■ What to produce
Rewrite all of the records with "embodiment" swapped for "variant" wherever it appears, leaving everything else unchanged. Omit the pictures from your answer.
-- Start of Exercise inputs --
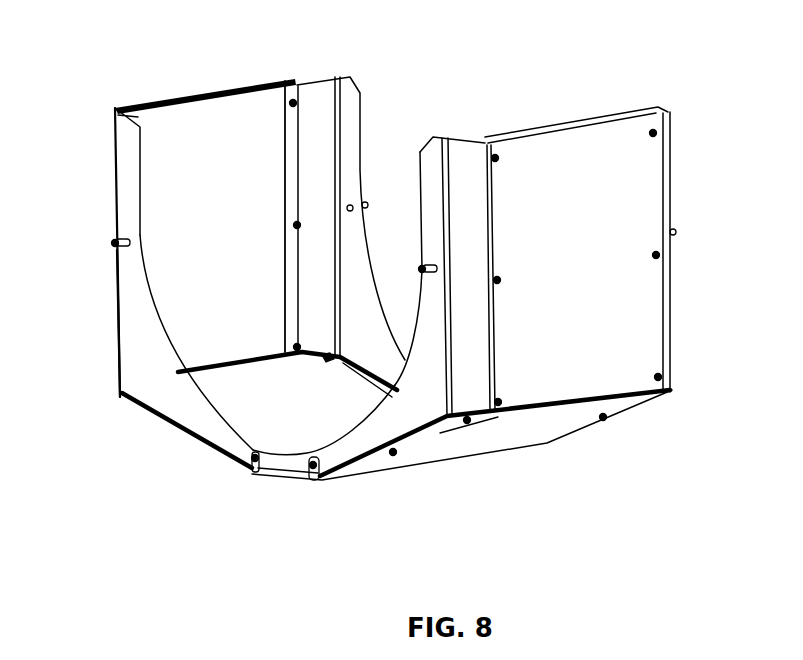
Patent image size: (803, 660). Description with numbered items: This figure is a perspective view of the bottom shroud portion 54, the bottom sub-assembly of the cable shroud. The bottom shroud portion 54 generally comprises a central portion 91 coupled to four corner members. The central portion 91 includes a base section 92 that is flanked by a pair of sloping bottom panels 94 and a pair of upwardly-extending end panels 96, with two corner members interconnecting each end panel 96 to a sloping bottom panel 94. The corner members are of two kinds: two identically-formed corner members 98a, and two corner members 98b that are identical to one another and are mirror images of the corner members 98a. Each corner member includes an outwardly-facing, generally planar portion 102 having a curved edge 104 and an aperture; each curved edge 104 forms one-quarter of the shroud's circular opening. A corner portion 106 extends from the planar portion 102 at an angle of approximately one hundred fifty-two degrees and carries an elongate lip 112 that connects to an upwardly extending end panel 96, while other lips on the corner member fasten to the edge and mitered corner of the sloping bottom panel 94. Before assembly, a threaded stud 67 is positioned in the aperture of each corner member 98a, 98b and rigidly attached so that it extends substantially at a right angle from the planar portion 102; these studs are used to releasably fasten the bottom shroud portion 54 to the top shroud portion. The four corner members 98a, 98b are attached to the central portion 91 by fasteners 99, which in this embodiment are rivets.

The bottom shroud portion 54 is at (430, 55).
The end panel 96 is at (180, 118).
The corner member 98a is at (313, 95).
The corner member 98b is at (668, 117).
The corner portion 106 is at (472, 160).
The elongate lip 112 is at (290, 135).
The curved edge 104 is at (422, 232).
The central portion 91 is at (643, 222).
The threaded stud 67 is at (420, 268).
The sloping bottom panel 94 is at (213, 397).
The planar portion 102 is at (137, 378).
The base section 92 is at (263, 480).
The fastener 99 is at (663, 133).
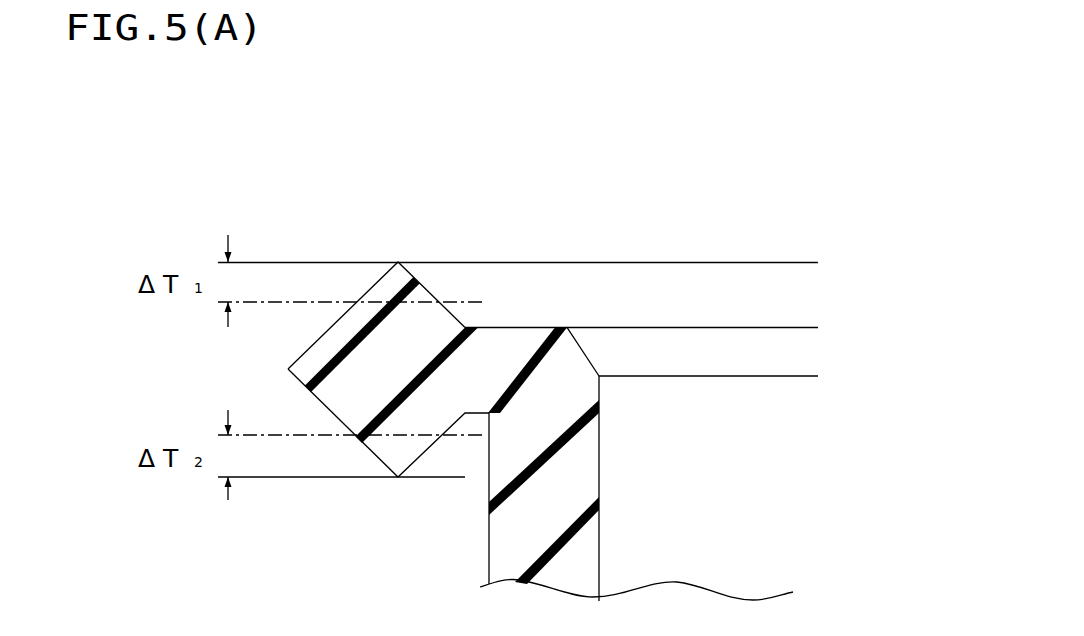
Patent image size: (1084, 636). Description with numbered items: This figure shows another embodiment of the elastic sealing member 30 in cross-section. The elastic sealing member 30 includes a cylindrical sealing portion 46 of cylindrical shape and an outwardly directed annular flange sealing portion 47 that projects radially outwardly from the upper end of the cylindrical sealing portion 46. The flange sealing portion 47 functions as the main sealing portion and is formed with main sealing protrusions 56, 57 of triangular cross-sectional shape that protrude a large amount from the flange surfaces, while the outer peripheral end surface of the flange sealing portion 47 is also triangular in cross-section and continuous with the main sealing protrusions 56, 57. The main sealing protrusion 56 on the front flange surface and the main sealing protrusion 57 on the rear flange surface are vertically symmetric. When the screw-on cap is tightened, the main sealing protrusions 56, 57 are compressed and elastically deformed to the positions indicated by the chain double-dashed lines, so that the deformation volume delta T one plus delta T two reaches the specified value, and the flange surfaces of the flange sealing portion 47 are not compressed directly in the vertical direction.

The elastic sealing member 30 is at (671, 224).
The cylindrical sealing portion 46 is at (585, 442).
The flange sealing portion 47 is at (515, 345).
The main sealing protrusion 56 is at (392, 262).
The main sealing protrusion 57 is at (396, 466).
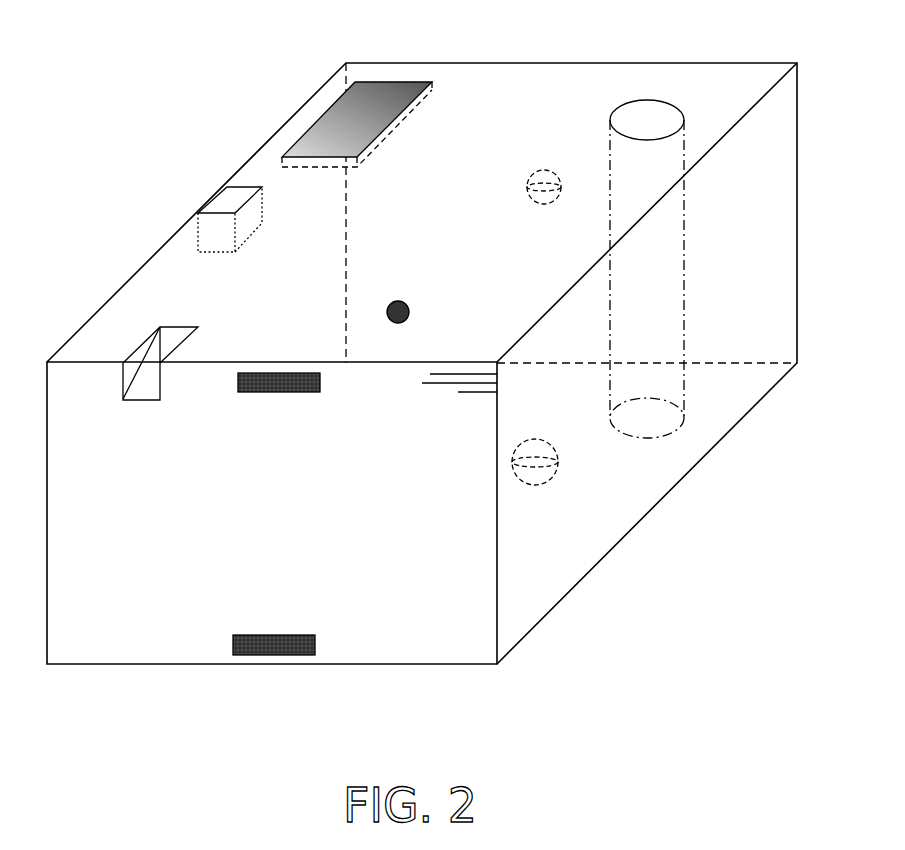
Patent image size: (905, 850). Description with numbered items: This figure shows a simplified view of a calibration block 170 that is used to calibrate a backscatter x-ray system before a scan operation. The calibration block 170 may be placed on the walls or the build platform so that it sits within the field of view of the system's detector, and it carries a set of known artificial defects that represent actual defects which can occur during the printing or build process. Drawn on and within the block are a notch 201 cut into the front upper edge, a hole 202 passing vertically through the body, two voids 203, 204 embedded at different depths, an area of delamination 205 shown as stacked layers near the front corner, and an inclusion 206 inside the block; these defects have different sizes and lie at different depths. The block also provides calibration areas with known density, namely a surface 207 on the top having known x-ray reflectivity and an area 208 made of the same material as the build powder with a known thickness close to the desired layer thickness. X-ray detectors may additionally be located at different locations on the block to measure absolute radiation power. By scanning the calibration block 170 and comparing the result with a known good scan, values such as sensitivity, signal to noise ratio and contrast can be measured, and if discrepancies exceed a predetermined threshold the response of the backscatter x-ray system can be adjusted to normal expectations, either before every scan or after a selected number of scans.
-- End of Exercise inputs --
■ Response to the task
Patent image size: (803, 660). Description with numbered items: This figure is a perspective view of the bottom shroud portion 54, the bottom sub-assembly of the cable shroud. The bottom shroud portion 54 generally comprises a central portion 91 coupled to four corner members. The central portion 91 includes a base section 92 that is flanked by a pair of sloping bottom panels 94 and a pair of upwardly-extending end panels 96, with two corner members interconnecting each end panel 96 to a sloping bottom panel 94. The corner members are of two kinds: two identically-formed corner members 98a, and two corner members 98b that are identical to one another and are mirror images of the corner members 98a. Each corner member includes an outwardly-facing, generally planar portion 102 having a curved edge 104 and an aperture; each curved edge 104 forms one-quarter of the shroud's circular opening. A corner portion 106 extends from the planar portion 102 at an angle of approximately one hundred fifty-two degrees and carries an elongate lip 112 that connects to an upwardly extending end panel 96, while other lips on the corner member fasten to the edge and mitered corner of the sloping bottom panel 94. Before assembly, a threaded stud 67 is positioned in the aperture of each corner member 98a, 98b and rigidly attached so that it extends substantially at a right angle from the planar portion 102; these studs are used to releasably fasten the bottom shroud portion 54 to the top shroud portion. The four corner members 98a, 98b are attached to the central portion 91 by fasteners 99, which in this variant are rivets.

The bottom shroud portion 54 is at (430, 55).
The end panel 96 is at (180, 118).
The corner member 98a is at (313, 95).
The corner member 98b is at (668, 117).
The corner portion 106 is at (472, 160).
The elongate lip 112 is at (290, 135).
The curved edge 104 is at (422, 232).
The central portion 91 is at (643, 222).
The threaded stud 67 is at (420, 268).
The sloping bottom panel 94 is at (213, 397).
The planar portion 102 is at (137, 378).
The base section 92 is at (263, 480).
The fastener 99 is at (663, 133).
Patent image size: (1084, 636). Description with numbered items: This figure shows another variant of the elastic sealing member 30 in cross-section. The elastic sealing member 30 includes a cylindrical sealing portion 46 of cylindrical shape and an outwardly directed annular flange sealing portion 47 that projects radially outwardly from the upper end of the cylindrical sealing portion 46. The flange sealing portion 47 functions as the main sealing portion and is formed with main sealing protrusions 56, 57 of triangular cross-sectional shape that protrude a large amount from the flange surfaces, while the outer peripheral end surface of the flange sealing portion 47 is also triangular in cross-section and continuous with the main sealing protrusions 56, 57. The main sealing protrusion 56 on the front flange surface and the main sealing protrusion 57 on the rear flange surface are vertically symmetric. When the screw-on cap is tightened, the main sealing protrusions 56, 57 are compressed and elastically deformed to the positions indicated by the chain double-dashed lines, so that the deformation volume delta T one plus delta T two reaches the specified value, and the flange surfaces of the flange sealing portion 47 are not compressed directly in the vertical direction.

The elastic sealing member 30 is at (671, 224).
The cylindrical sealing portion 46 is at (585, 442).
The flange sealing portion 47 is at (515, 345).
The main sealing protrusion 56 is at (392, 262).
The main sealing protrusion 57 is at (396, 466).
Patent image size: (905, 850). Description with numbered items: This figure shows a simplified view of a calibration block 170 that is used to calibrate a backscatter x-ray system before a scan operation. The calibration block 170 may be placed on the walls or the build platform so that it sits within the field of view of the system's detector, and it carries a set of known artificial defects that represent actual defects which can occur during the printing or build process. Drawn on and within the block are a notch 201 cut into the front upper edge, a hole 202 passing vertically through the body, two voids 203, 204 embedded at different depths, an area of delamination 205 shown as stacked layers near the front corner, and an inclusion 206 inside the block; these defects have different sizes and lie at different depths. The block also provides calibration areas with known density, namely a surface 207 on the top having known x-ray reflectivity and an area 208 made of the same material as the build powder with a known thickness close to the desired layer thickness. X-ray detectors may additionally be located at different locations on the block to measure absolute radiation power. By scanning the calibration block 170 and comparing the result with a known good scan, values such as sensitivity, signal to noise ratio and contrast can be measured, and if discrepancies exceed a predetermined threshold the response of the backscatter x-ray system can be adjusted to normal expectations, either before every scan or after a selected number of scans.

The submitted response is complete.